Instructions for the task → Scan the entries below and extract each line with the word "JSON" in it.

** start **

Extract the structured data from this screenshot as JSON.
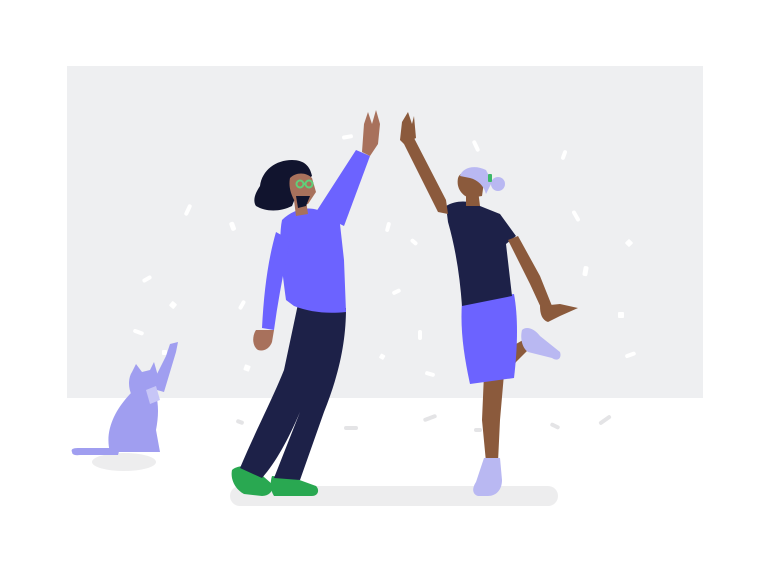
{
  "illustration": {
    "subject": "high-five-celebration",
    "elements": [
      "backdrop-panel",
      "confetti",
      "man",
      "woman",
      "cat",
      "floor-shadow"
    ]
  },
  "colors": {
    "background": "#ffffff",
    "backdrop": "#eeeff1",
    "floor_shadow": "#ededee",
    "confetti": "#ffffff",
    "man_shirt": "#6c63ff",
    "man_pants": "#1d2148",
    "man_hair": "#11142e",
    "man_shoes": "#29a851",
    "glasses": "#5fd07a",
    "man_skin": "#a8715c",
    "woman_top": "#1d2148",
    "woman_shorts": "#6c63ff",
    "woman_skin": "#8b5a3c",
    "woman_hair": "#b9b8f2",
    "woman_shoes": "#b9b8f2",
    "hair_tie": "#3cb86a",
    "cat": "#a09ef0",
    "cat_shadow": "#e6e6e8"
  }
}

** end **
** start **

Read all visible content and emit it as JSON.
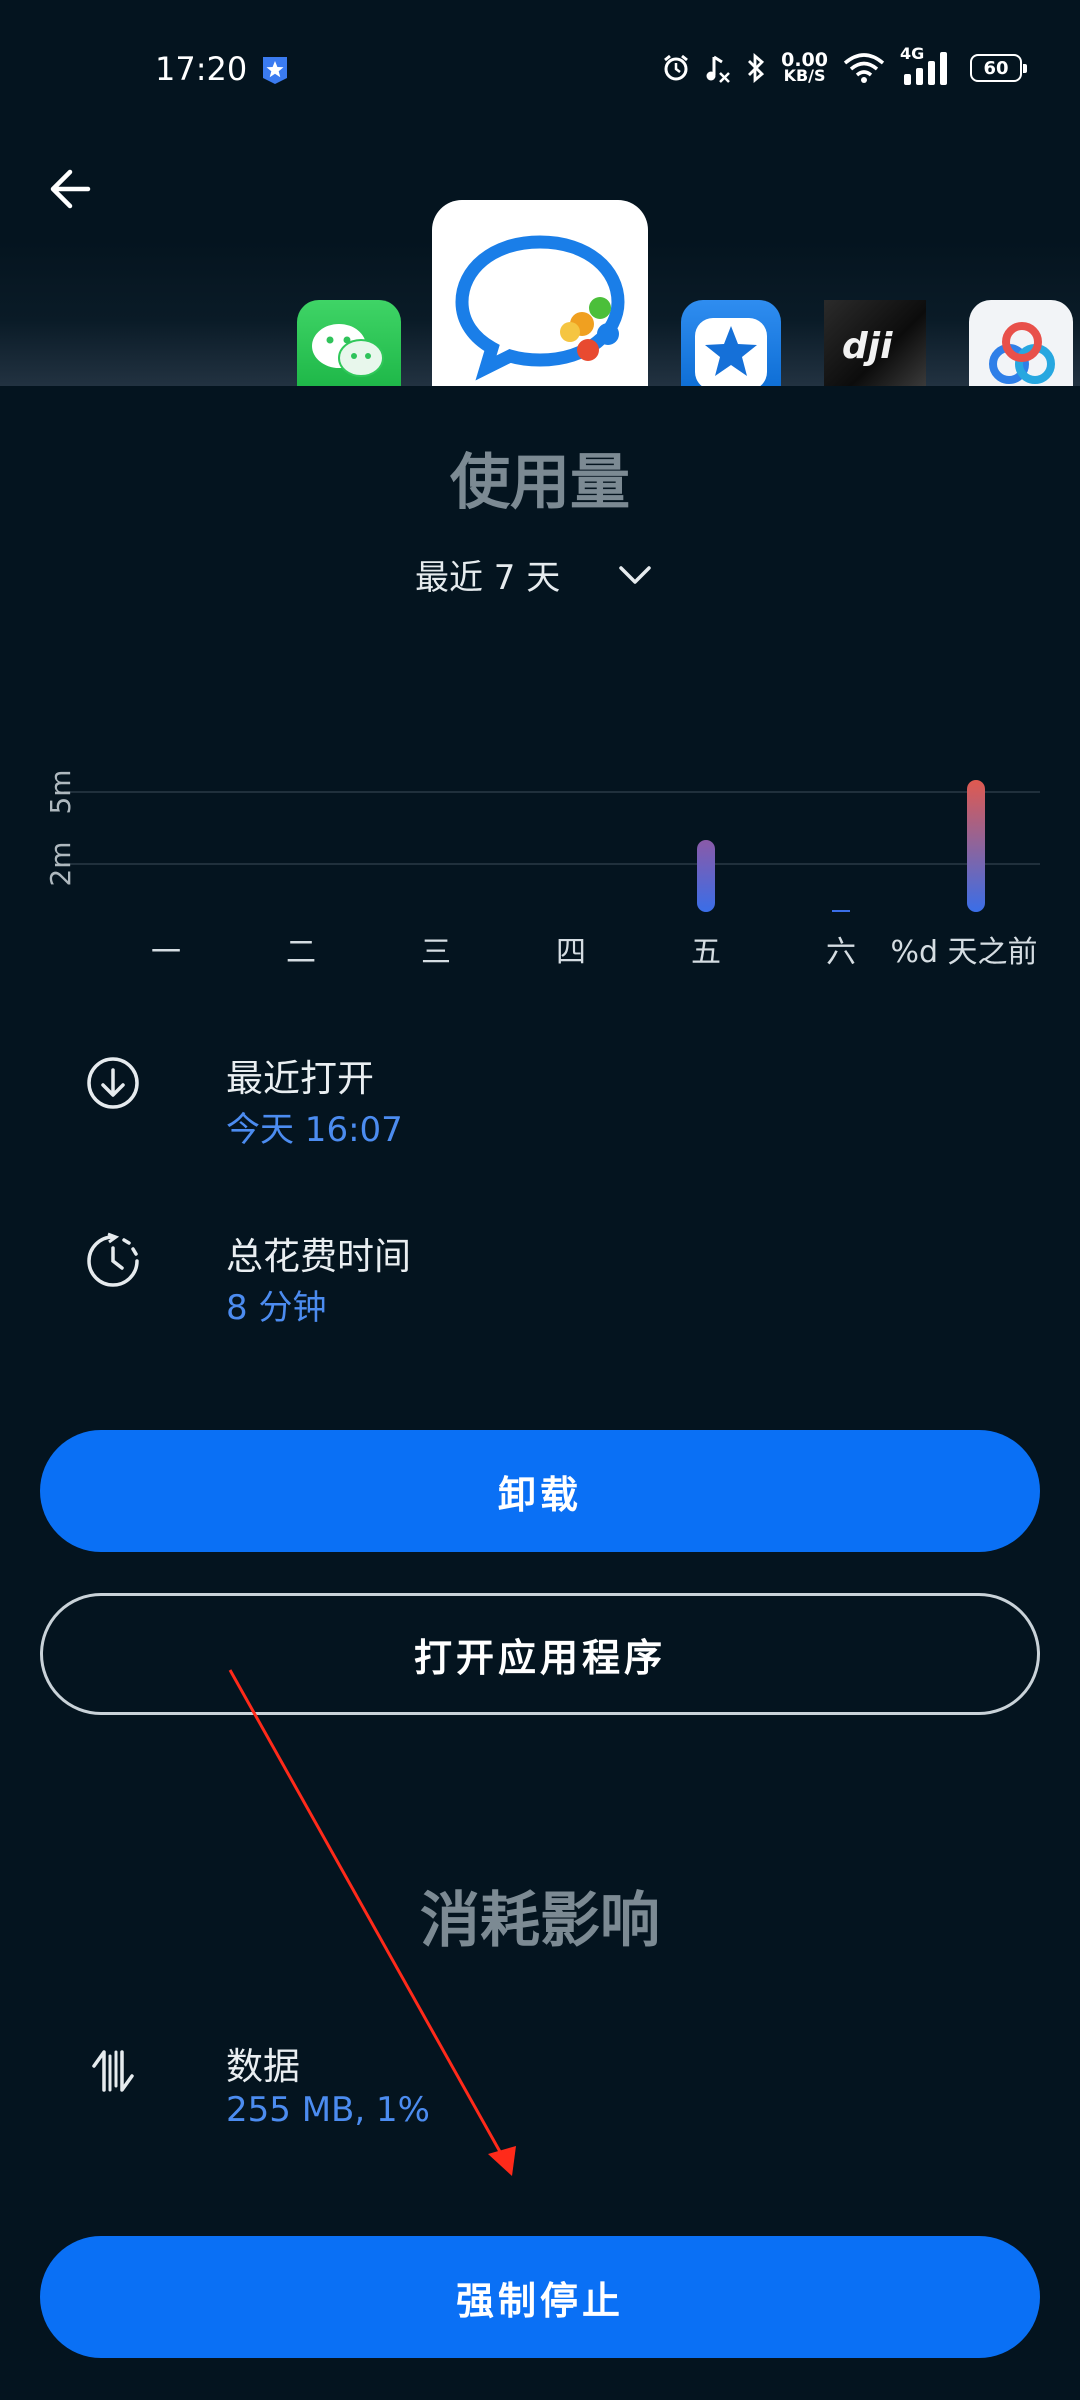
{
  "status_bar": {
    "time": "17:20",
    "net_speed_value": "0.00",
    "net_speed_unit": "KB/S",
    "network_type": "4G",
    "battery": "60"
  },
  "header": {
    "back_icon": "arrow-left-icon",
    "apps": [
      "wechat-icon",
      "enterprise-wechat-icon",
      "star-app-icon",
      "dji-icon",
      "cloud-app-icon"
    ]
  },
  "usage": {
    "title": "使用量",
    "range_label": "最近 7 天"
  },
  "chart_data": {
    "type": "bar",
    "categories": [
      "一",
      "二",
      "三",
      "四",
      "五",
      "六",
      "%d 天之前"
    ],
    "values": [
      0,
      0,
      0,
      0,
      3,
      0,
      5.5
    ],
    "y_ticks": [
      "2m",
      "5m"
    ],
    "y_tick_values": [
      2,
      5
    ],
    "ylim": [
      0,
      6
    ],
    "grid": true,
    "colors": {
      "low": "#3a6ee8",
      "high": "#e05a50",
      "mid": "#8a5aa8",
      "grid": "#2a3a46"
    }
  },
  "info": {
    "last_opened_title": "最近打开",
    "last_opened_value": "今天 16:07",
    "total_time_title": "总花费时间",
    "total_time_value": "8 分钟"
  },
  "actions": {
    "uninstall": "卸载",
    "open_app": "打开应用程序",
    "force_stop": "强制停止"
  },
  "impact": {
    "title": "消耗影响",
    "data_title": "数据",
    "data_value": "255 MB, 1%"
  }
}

** end **

Solution →
Extract the structured data from this screenshot as JSON.
Read all visible content and emit it as JSON.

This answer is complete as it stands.